> **EXERCICES À FAIRE**
A. D'après le texte sur la rescapée du Bataclan, combien de temps Lucie reste-t-elle collée au sol de la fosse ?
B. Poursuivez le texte sur la rescapée du Bataclan en reprenant juste après sa dernière phrase.

> **EXTRAIT PROPOSÉ**
Jeune rescapée du Bataclan, Lucie vit, depuis, au jour le jour, entre ses cours et les souvenirs de la tuerie dont elle est sortie physiquement indemne. Journal de bord.

«Hier soir, j’ai rêvé qu’un homme me tirait dessus. J’étais à terre et j’essayais de me forcer à dormir, pour pouvoir mourir plus vite.» Le son des balles du cauchemar de Lucie n’est pas une illusion mais un souvenir, celui du vendredi 13 novembre 2015. Dans la fosse du Bataclan ce soir-là, la jeune fille (21 ans) se retrouve rapidement face contre terre, sous «les murmures des gens écrasés». A chaque « Pam », elle est persuadée que la prochaine balle sera pour elle. Pendant quinze minutes, elle fait corps avec le sol qui vibre à chaque rafale. Puis un mouvement, la vision du carnage, et l’issue de secours.

Quand, quatre semaines plus tard, on lui demande comment elle se sent, elle répond «ça va». «Les choses se sont mises sur pause, confie-t-elle. Je prends le temps de vivre, de regarder, et je me pose les bonnes questions : qu’est-ce que je fais maintenant ? De quoi j’ai envie ?» Depuis un mois, Lucie est comme spectatrice de sa propre vie. Pendant quatre semaines, Libération l’a aidée à tenir son journal de bord.

Samedi 14 novembre

A 5 heures du matin, elle retrouve son appartement du IXe arrondissement où elle vit avec sa mère. Lucie s’allonge sur son lit. Elle sait que son petit ami, qui était avec elle au Bataclan, est bien sain et sauf. Les yeux rivés sur le plafond elle ressasse les images et les sons de ce quart d’heure d’horreur. « Je n’ai pas versé de larme, je n’avais pas de haine contre les terroristes, se rappelle-t-elle. Je me disais plutôt : mais c’est impossible, c’est incroyable. Je ne comprenais pas comment j’avais réussi à sortir de cette salle. »
Au petit matin, tout va très vite. Lucie retrouve son petit ami et enchaîne les déclarations à la police et aux psychiatres. Il faut répondre aux appels des proches inquiets et raconter encore et toujours «l’histoire». «J’avais envie d’en parler, d’extérioriser, pour ne pas rester toute seule là-dedans et que les gens sachent», se souvient-elle.

Dimanche 15 novembre

Pop. Karen, sa mère, vient d’ouvrir une bouteille de champagne, pour « fêter que Lucie soit en vie ». Des amis sont venus lui rendre visite. On rigole, on boit et on ironise sur la tuerie. Mais quand vient la nuit, les images sont là. Lucie risque un coup d’œil à travers la porte de la salle de bains, où sa mère a mis le pull taché de sang de la veille à tremper. « J’étais à la fois dégoûtée et attirée, se remémore-t-elle. Je me disais que ce n’était peut-être qu’un mauvais rêve, que j’avais peut-être tout inventé. »

[Entrées d'un jeu de données]
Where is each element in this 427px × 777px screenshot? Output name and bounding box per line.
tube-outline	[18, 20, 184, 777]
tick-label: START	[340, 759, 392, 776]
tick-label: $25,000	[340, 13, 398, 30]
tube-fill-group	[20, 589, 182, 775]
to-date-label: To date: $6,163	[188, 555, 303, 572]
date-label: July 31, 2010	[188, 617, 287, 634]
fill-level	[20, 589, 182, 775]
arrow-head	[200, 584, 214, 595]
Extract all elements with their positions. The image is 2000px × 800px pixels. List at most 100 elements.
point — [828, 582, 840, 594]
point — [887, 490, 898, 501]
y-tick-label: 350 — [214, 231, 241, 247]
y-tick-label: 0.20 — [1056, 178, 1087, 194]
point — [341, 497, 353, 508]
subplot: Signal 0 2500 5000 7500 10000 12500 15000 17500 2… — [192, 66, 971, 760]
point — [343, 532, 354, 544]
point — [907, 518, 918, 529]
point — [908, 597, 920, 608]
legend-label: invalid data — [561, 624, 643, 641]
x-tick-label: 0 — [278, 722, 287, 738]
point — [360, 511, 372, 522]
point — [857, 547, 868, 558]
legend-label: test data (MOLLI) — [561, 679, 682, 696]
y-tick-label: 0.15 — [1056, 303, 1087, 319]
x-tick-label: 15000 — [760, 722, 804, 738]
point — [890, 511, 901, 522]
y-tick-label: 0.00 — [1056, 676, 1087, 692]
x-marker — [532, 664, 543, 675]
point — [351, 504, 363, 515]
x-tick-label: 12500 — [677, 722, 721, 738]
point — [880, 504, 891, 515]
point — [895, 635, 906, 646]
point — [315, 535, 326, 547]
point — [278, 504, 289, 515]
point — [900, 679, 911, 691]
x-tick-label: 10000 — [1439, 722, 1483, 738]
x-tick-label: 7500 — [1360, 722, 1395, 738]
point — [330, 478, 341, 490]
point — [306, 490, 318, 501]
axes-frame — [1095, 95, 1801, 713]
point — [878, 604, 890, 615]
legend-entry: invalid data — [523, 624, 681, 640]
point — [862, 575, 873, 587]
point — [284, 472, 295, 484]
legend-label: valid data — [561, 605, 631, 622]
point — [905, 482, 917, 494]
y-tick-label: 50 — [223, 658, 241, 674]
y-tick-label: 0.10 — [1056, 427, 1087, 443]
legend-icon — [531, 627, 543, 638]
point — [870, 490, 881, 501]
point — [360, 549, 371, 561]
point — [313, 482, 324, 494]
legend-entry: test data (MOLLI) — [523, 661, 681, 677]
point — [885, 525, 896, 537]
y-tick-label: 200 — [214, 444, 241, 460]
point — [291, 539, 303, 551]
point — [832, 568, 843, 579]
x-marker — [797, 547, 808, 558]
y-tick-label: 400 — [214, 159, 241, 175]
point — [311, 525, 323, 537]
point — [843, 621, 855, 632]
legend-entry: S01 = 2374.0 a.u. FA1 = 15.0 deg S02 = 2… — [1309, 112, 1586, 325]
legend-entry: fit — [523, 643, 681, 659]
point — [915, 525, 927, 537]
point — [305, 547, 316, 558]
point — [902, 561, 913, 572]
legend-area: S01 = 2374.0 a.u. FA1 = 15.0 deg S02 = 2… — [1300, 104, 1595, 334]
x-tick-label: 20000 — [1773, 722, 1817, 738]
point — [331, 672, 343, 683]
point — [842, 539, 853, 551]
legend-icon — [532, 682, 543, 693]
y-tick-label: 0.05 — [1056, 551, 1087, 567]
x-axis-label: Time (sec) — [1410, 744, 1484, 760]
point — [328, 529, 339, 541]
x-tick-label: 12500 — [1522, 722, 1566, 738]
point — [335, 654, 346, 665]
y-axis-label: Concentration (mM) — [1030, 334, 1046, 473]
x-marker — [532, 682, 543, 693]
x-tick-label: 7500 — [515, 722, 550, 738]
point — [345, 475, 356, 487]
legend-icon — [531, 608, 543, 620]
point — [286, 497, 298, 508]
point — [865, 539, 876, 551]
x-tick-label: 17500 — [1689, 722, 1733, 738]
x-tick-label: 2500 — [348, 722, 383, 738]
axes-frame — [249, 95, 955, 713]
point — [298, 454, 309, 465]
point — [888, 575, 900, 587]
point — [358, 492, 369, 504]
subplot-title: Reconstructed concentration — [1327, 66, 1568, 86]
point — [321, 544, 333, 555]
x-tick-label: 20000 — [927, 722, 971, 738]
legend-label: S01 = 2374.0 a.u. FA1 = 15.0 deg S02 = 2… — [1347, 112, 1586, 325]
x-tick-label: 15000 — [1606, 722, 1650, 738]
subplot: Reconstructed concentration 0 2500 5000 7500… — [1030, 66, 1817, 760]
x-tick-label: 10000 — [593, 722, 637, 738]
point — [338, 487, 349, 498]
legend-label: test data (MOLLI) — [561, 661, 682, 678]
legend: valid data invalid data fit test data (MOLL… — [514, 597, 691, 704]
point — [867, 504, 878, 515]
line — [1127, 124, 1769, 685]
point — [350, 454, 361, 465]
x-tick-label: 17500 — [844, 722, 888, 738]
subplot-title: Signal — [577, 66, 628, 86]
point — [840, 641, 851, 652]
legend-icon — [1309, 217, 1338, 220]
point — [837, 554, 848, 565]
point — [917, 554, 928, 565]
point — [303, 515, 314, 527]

> **CORRIGÉ DES EXERCICES**
A. Pendant quinze minutes.

B.
Lundi 16 novembre

L’étudiante en master de droit à Sciences-Po Paris se force à retourner en cours pour « récupérer un rythme de vie normal le plus vite possible ». Sous le regard de son père, qui l’a déposée en scooter devant l’université, Lucie doit montrer plusieurs justificatifs avant de passer la sécurité et d’accéder au bâtiment. Sa carte étudiante est restée au Bataclan. En classe, l’ambiance devient rapidement « invivable ». « C’était absurde d’être là, se rappelle-t-elle, je ne savais pas quoi faire de moi-même. Les gens parlaient d’autre chose, et moi je ne pouvais penser qu’à ce qu’il s’était passé. » L’établissement a prévu une minute de silence pour rendre hommage aux victimes des attentats, mais Lucie préfère rester avec ses amis, loin de la foule.

Mardi 17 novembre

« Un expresso, s’il vous plaît. » D’habitude, Lucie préfère les allongés mais ce jour-là, il faut faire vite. Après de longues hésitations, elle s’est forcé la main pour aller prendre un café en terrasse avec une amie. « Je ne suis pas restée longtemps, je n’étais pas très bien », se souvient-elle. Impossible de rester seule, pas envie d’aller en cours aujourd’hui. Pour la jeune fille passionnée de cinéma, de musique et de photos, pas question pourtant de rester cloîtrée chez elle. « J’ai pris sur moi, mais c’était important, ce sont des choses que j’aime faire : j’adore être au café. »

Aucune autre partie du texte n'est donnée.